### SET EXERCISE:
Output the material beneath exactly, leaving nothing out.

Stored data:
****************

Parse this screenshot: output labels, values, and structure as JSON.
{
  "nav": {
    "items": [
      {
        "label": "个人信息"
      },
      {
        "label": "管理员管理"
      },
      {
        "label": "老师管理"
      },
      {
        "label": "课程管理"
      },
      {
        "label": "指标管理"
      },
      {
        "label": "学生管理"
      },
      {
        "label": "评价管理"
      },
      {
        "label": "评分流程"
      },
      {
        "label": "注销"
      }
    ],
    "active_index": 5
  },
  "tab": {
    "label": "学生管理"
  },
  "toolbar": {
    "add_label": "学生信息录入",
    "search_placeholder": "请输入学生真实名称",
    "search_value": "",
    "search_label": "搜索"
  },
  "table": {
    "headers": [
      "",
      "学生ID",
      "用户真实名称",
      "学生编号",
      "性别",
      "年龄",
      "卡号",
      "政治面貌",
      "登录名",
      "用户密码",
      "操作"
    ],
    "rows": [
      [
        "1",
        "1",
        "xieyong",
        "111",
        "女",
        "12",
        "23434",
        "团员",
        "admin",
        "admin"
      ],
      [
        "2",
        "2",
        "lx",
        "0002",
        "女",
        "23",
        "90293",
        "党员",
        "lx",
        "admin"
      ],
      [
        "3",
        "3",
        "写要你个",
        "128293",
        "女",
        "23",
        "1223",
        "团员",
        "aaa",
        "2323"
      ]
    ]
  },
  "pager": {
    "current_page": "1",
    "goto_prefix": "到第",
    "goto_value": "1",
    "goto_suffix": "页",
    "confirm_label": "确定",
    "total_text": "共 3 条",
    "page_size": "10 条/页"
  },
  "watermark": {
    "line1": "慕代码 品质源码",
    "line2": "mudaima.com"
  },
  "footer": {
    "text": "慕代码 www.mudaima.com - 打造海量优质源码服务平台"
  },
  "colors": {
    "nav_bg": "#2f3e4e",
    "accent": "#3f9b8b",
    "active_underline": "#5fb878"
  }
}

****************

### SOLUTION FOR THIS TASK:
Parse this screenshot: output labels, values, and structure as JSON.
{
  "nav": {
    "items": [
      {
        "label": "个人信息"
      },
      {
        "label": "管理员管理"
      },
      {
        "label": "老师管理"
      },
      {
        "label": "课程管理"
      },
      {
        "label": "指标管理"
      },
      {
        "label": "学生管理"
      },
      {
        "label": "评价管理"
      },
      {
        "label": "评分流程"
      },
      {
        "label": "注销"
      }
    ],
    "active_index": 5
  },
  "tab": {
    "label": "学生管理"
  },
  "toolbar": {
    "add_label": "学生信息录入",
    "search_placeholder": "请输入学生真实名称",
    "search_value": "",
    "search_label": "搜索"
  },
  "table": {
    "headers": [
      "",
      "学生ID",
      "用户真实名称",
      "学生编号",
      "性别",
      "年龄",
      "卡号",
      "政治面貌",
      "登录名",
      "用户密码",
      "操作"
    ],
    "rows": [
      [
        "1",
        "1",
        "xieyong",
        "111",
        "女",
        "12",
        "23434",
        "团员",
        "admin",
        "admin"
      ],
      [
        "2",
        "2",
        "lx",
        "0002",
        "女",
        "23",
        "90293",
        "党员",
        "lx",
        "admin"
      ],
      [
        "3",
        "3",
        "写要你个",
        "128293",
        "女",
        "23",
        "1223",
        "团员",
        "aaa",
        "2323"
      ]
    ]
  },
  "pager": {
    "current_page": "1",
    "goto_prefix": "到第",
    "goto_value": "1",
    "goto_suffix": "页",
    "confirm_label": "确定",
    "total_text": "共 3 条",
    "page_size": "10 条/页"
  },
  "watermark": {
    "line1": "慕代码 品质源码",
    "line2": "mudaima.com"
  },
  "footer": {
    "text": "慕代码 www.mudaima.com - 打造海量优质源码服务平台"
  },
  "colors": {
    "nav_bg": "#2f3e4e",
    "accent": "#3f9b8b",
    "active_underline": "#5fb878"
  }
}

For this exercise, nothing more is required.